» **WHAT THE EXERCISE ASKS**
Leave the pictures out and transcribe every record exactly.

» **DATA LISTING**
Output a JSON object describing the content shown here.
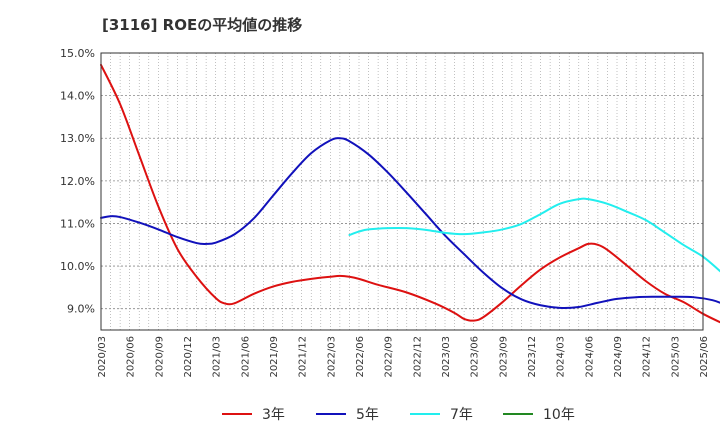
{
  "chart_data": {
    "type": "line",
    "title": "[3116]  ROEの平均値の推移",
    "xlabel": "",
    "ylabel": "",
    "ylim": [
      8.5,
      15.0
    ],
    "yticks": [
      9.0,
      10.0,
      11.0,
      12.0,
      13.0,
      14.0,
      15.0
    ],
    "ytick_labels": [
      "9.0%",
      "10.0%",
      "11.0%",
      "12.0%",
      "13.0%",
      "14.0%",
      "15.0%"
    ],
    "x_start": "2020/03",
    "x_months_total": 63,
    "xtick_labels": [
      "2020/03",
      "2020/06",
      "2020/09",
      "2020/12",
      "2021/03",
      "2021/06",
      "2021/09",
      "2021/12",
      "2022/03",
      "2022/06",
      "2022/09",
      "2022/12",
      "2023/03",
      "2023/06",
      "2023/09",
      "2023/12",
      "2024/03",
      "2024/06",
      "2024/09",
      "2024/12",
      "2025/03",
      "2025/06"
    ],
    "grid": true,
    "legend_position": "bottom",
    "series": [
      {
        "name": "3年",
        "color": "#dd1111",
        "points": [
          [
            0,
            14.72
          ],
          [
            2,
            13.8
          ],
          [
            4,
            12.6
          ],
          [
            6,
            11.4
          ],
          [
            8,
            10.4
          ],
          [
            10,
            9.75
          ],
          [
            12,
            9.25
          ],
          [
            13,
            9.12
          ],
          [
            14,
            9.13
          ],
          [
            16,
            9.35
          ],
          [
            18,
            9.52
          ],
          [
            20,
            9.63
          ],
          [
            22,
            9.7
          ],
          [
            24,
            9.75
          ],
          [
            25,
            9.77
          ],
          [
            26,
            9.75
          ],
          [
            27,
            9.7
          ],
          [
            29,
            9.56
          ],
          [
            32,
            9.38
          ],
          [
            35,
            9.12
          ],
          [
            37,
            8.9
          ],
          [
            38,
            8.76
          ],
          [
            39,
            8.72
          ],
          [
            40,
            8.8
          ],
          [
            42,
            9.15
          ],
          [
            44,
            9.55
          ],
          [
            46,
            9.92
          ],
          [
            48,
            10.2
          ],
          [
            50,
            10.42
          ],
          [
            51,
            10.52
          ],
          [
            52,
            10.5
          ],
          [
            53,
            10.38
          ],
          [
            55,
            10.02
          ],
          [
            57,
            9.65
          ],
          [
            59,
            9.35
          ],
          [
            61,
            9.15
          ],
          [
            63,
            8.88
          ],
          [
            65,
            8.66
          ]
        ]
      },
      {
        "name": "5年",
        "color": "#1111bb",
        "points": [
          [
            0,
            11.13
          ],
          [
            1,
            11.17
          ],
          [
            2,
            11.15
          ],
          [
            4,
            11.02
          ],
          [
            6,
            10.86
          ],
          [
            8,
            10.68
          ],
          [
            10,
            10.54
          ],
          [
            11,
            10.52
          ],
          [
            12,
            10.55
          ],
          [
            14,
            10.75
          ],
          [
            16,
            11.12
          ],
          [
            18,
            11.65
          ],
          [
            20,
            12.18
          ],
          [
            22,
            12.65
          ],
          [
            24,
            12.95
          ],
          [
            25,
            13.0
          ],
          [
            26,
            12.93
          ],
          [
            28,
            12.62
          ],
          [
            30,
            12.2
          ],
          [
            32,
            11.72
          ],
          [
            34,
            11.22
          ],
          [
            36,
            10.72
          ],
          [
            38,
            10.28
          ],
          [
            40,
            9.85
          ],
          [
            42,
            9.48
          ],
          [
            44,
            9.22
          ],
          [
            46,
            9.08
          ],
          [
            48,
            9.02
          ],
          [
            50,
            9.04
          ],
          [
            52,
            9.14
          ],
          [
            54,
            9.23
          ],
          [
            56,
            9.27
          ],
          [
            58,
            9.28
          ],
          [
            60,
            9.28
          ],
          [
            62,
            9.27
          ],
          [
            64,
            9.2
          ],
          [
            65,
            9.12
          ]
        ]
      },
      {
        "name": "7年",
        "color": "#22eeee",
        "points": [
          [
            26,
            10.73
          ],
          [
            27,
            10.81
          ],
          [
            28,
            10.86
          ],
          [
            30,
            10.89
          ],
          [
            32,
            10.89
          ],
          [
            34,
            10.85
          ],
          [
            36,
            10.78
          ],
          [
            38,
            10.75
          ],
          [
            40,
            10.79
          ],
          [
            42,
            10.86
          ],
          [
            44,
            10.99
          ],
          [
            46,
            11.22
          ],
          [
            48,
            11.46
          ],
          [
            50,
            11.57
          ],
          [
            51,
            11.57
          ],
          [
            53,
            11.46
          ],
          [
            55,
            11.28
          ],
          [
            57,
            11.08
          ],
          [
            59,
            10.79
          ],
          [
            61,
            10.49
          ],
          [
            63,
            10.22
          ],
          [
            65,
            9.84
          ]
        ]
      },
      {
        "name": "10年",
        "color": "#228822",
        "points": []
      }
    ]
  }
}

» **OUTPUT**
Output a JSON object describing the content shown here.
{
  "chart_data": {
    "type": "line",
    "title": "[3116]  ROEの平均値の推移",
    "xlabel": "",
    "ylabel": "",
    "ylim": [
      8.5,
      15.0
    ],
    "yticks": [
      9.0,
      10.0,
      11.0,
      12.0,
      13.0,
      14.0,
      15.0
    ],
    "ytick_labels": [
      "9.0%",
      "10.0%",
      "11.0%",
      "12.0%",
      "13.0%",
      "14.0%",
      "15.0%"
    ],
    "x_start": "2020/03",
    "x_months_total": 63,
    "xtick_labels": [
      "2020/03",
      "2020/06",
      "2020/09",
      "2020/12",
      "2021/03",
      "2021/06",
      "2021/09",
      "2021/12",
      "2022/03",
      "2022/06",
      "2022/09",
      "2022/12",
      "2023/03",
      "2023/06",
      "2023/09",
      "2023/12",
      "2024/03",
      "2024/06",
      "2024/09",
      "2024/12",
      "2025/03",
      "2025/06"
    ],
    "grid": true,
    "legend_position": "bottom",
    "series": [
      {
        "name": "3年",
        "color": "#dd1111",
        "points": [
          [
            0,
            14.72
          ],
          [
            2,
            13.8
          ],
          [
            4,
            12.6
          ],
          [
            6,
            11.4
          ],
          [
            8,
            10.4
          ],
          [
            10,
            9.75
          ],
          [
            12,
            9.25
          ],
          [
            13,
            9.12
          ],
          [
            14,
            9.13
          ],
          [
            16,
            9.35
          ],
          [
            18,
            9.52
          ],
          [
            20,
            9.63
          ],
          [
            22,
            9.7
          ],
          [
            24,
            9.75
          ],
          [
            25,
            9.77
          ],
          [
            26,
            9.75
          ],
          [
            27,
            9.7
          ],
          [
            29,
            9.56
          ],
          [
            32,
            9.38
          ],
          [
            35,
            9.12
          ],
          [
            37,
            8.9
          ],
          [
            38,
            8.76
          ],
          [
            39,
            8.72
          ],
          [
            40,
            8.8
          ],
          [
            42,
            9.15
          ],
          [
            44,
            9.55
          ],
          [
            46,
            9.92
          ],
          [
            48,
            10.2
          ],
          [
            50,
            10.42
          ],
          [
            51,
            10.52
          ],
          [
            52,
            10.5
          ],
          [
            53,
            10.38
          ],
          [
            55,
            10.02
          ],
          [
            57,
            9.65
          ],
          [
            59,
            9.35
          ],
          [
            61,
            9.15
          ],
          [
            63,
            8.88
          ],
          [
            65,
            8.66
          ]
        ]
      },
      {
        "name": "5年",
        "color": "#1111bb",
        "points": [
          [
            0,
            11.13
          ],
          [
            1,
            11.17
          ],
          [
            2,
            11.15
          ],
          [
            4,
            11.02
          ],
          [
            6,
            10.86
          ],
          [
            8,
            10.68
          ],
          [
            10,
            10.54
          ],
          [
            11,
            10.52
          ],
          [
            12,
            10.55
          ],
          [
            14,
            10.75
          ],
          [
            16,
            11.12
          ],
          [
            18,
            11.65
          ],
          [
            20,
            12.18
          ],
          [
            22,
            12.65
          ],
          [
            24,
            12.95
          ],
          [
            25,
            13.0
          ],
          [
            26,
            12.93
          ],
          [
            28,
            12.62
          ],
          [
            30,
            12.2
          ],
          [
            32,
            11.72
          ],
          [
            34,
            11.22
          ],
          [
            36,
            10.72
          ],
          [
            38,
            10.28
          ],
          [
            40,
            9.85
          ],
          [
            42,
            9.48
          ],
          [
            44,
            9.22
          ],
          [
            46,
            9.08
          ],
          [
            48,
            9.02
          ],
          [
            50,
            9.04
          ],
          [
            52,
            9.14
          ],
          [
            54,
            9.23
          ],
          [
            56,
            9.27
          ],
          [
            58,
            9.28
          ],
          [
            60,
            9.28
          ],
          [
            62,
            9.27
          ],
          [
            64,
            9.2
          ],
          [
            65,
            9.12
          ]
        ]
      },
      {
        "name": "7年",
        "color": "#22eeee",
        "points": [
          [
            26,
            10.73
          ],
          [
            27,
            10.81
          ],
          [
            28,
            10.86
          ],
          [
            30,
            10.89
          ],
          [
            32,
            10.89
          ],
          [
            34,
            10.85
          ],
          [
            36,
            10.78
          ],
          [
            38,
            10.75
          ],
          [
            40,
            10.79
          ],
          [
            42,
            10.86
          ],
          [
            44,
            10.99
          ],
          [
            46,
            11.22
          ],
          [
            48,
            11.46
          ],
          [
            50,
            11.57
          ],
          [
            51,
            11.57
          ],
          [
            53,
            11.46
          ],
          [
            55,
            11.28
          ],
          [
            57,
            11.08
          ],
          [
            59,
            10.79
          ],
          [
            61,
            10.49
          ],
          [
            63,
            10.22
          ],
          [
            65,
            9.84
          ]
        ]
      },
      {
        "name": "10年",
        "color": "#228822",
        "points": []
      }
    ]
  }
}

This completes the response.